* **To do**: Go through the lines below. Copy those with "bouteilles".

* **Materials provided**:
⁂
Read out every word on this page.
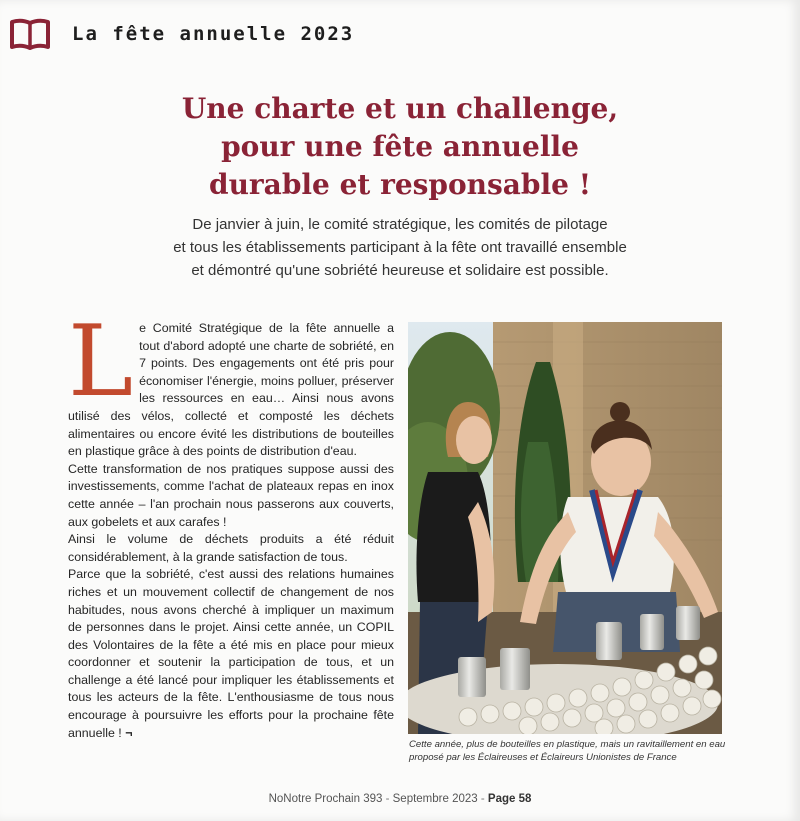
La fête annuelle 2023
Une charte et un challenge,
pour une fête annuelle
durable et responsable !
De janvier à juin, le comité stratégique, les comités de pilotage
et tous les établissements participant à la fête ont travaillé ensemble
et démontré qu'une sobriété heureuse et solidaire est possible.

Le Comité Stratégique de la fête annuelle a tout d'abord adopté une charte de sobriété, en 7 points. Des engagements ont été pris pour économiser l'énergie, moins polluer, préserver les ressources en eau… Ainsi nous avons utilisé des vélos, collecté et composté les déchets alimentaires ou encore évité les distributions de bouteilles en plastique grâce à des points de distribution d'eau.

Cette transformation de nos pratiques suppose aussi des investissements, comme l'achat de plateaux repas en inox cette année – l'an prochain nous passerons aux couverts, aux gobelets et aux carafes !

Ainsi le volume de déchets produits a été réduit considérablement, à la grande satisfaction de tous.

Parce que la sobriété, c'est aussi des relations humaines riches et un mouvement collectif de changement de nos habitudes, nous avons cherché à impliquer un maximum de personnes dans le projet. Ainsi cette année, un COPIL des Volontaires de la fête a été mis en place pour mieux coordonner et soutenir la participation de tous, et un challenge a été lancé pour impliquer les établissements et tous les acteurs de la fête. L'enthousiasme de tous nous encourage à poursuivre les efforts pour la prochaine fête annuelle ! ¬

Cette année, plus de bouteilles en plastique, mais un ravitaillement en eau
proposé par les Éclaireuses et Éclaireurs Unionistes de France
NoNotre Prochain 393 - Septembre 2023 - Page 58
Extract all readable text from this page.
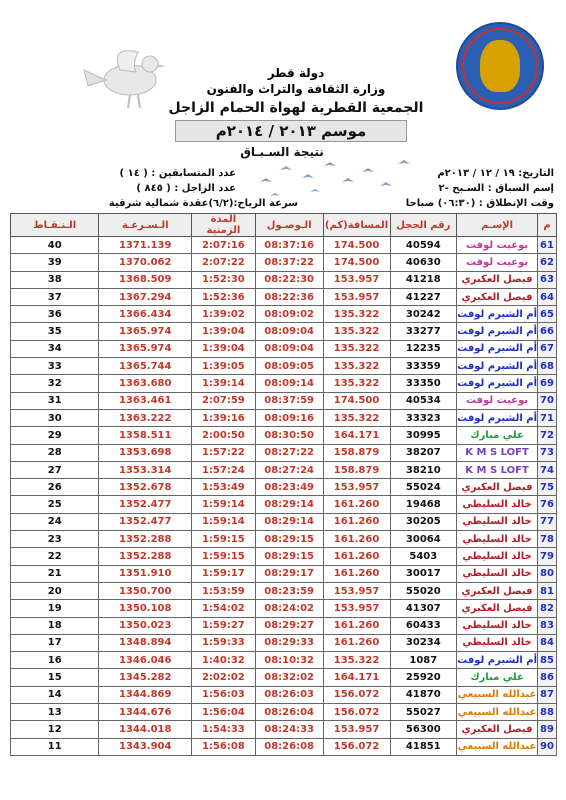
دولة قطر
وزارة الثقافة والتراث والفنون
الجمعية القطرية لهواة الحمام الزاجل
موسم ٢٠١٣ / ٢٠١٤م
نتيجة السـبـاق
التاريخ: ١٩ / ١٢ / ٢٠١٣م
إسم السباق : السـبح -٢
وقت الإنطلاق : (٠٦:٣٠) صباحا
عدد المتسابقين : ( ١٤ )
عدد الزاجل : ( ٨٤٥ )
سرعة الرياح:(٦/٢)عقدة شمالية شرقية
الـنـقـاط	الـسـرعـة	المدة الزمنية	الـوصـول	المسافة(كم)	رقم الحجل	الإسـم	م
40	1371.139	2:07:16	08:37:16	174.500	40594	بوعيت لوفت	61
39	1370.062	2:07:22	08:37:22	174.500	40630	بوعيت لوفت	62
38	1368.509	1:52:30	08:22:30	153.957	41218	فيصل العكبري	63
37	1367.294	1:52:36	08:22:36	153.957	41227	فيصل العكبري	64
36	1366.434	1:39:02	08:09:02	135.322	30242	أم الشبرم لوفت	65
35	1365.974	1:39:04	08:09:04	135.322	33277	أم الشبرم لوفت	66
34	1365.974	1:39:04	08:09:04	135.322	12235	أم الشبرم لوفت	67
33	1365.744	1:39:05	08:09:05	135.322	33359	أم الشبرم لوفت	68
32	1363.680	1:39:14	08:09:14	135.322	33350	أم الشبرم لوفت	69
31	1363.461	2:07:59	08:37:59	174.500	40534	بوعيت لوفت	70
30	1363.222	1:39:16	08:09:16	135.322	33323	أم الشبرم لوفت	71
29	1358.511	2:00:50	08:30:50	164.171	30995	علي مبارك	72
28	1353.698	1:57:22	08:27:22	158.879	38207	K M S LOFT	73
27	1353.314	1:57:24	08:27:24	158.879	38210	K M S LOFT	74
26	1352.678	1:53:49	08:23:49	153.957	55024	فيصل العكبري	75
25	1352.477	1:59:14	08:29:14	161.260	19468	خالد السليطي	76
24	1352.477	1:59:14	08:29:14	161.260	30205	خالد السليطي	77
23	1352.288	1:59:15	08:29:15	161.260	30064	خالد السليطي	78
22	1352.288	1:59:15	08:29:15	161.260	5403	خالد السليطي	79
21	1351.910	1:59:17	08:29:17	161.260	30017	خالد السليطي	80
20	1350.700	1:53:59	08:23:59	153.957	55020	فيصل العكبري	81
19	1350.108	1:54:02	08:24:02	153.957	41307	فيصل العكبري	82
18	1350.023	1:59:27	08:29:27	161.260	60433	خالد السليطي	83
17	1348.894	1:59:33	08:29:33	161.260	30234	خالد السليطي	84
16	1346.046	1:40:32	08:10:32	135.322	1087	أم الشبرم لوفت	85
15	1345.282	2:02:02	08:32:02	164.171	25920	علي مبارك	86
14	1344.869	1:56:03	08:26:03	156.072	41870	عبدالله السبيعي	87
13	1344.676	1:56:04	08:26:04	156.072	55027	عبدالله السبيعي	88
12	1344.018	1:54:33	08:24:33	153.957	56300	فيصل العكبري	89
11	1343.904	1:56:08	08:26:08	156.072	41851	عبدالله السبيعي	90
⁂
* **Answer**:
Le Comité Stratégique de la fête annuelle a tout d'abord adopté une charte de sobriété, en 7 points. Des engagements ont été pris pour économiser l'énergie, moins polluer, préserver les ressources en eau… Ainsi nous avons utilisé des vélos, collecté et composté les déchets alimentaires ou encore évité les distributions de bouteilles en plastique grâce à des points de distribution d'eau.
Cette année, plus de bouteilles en plastique, mais un ravitaillement en eau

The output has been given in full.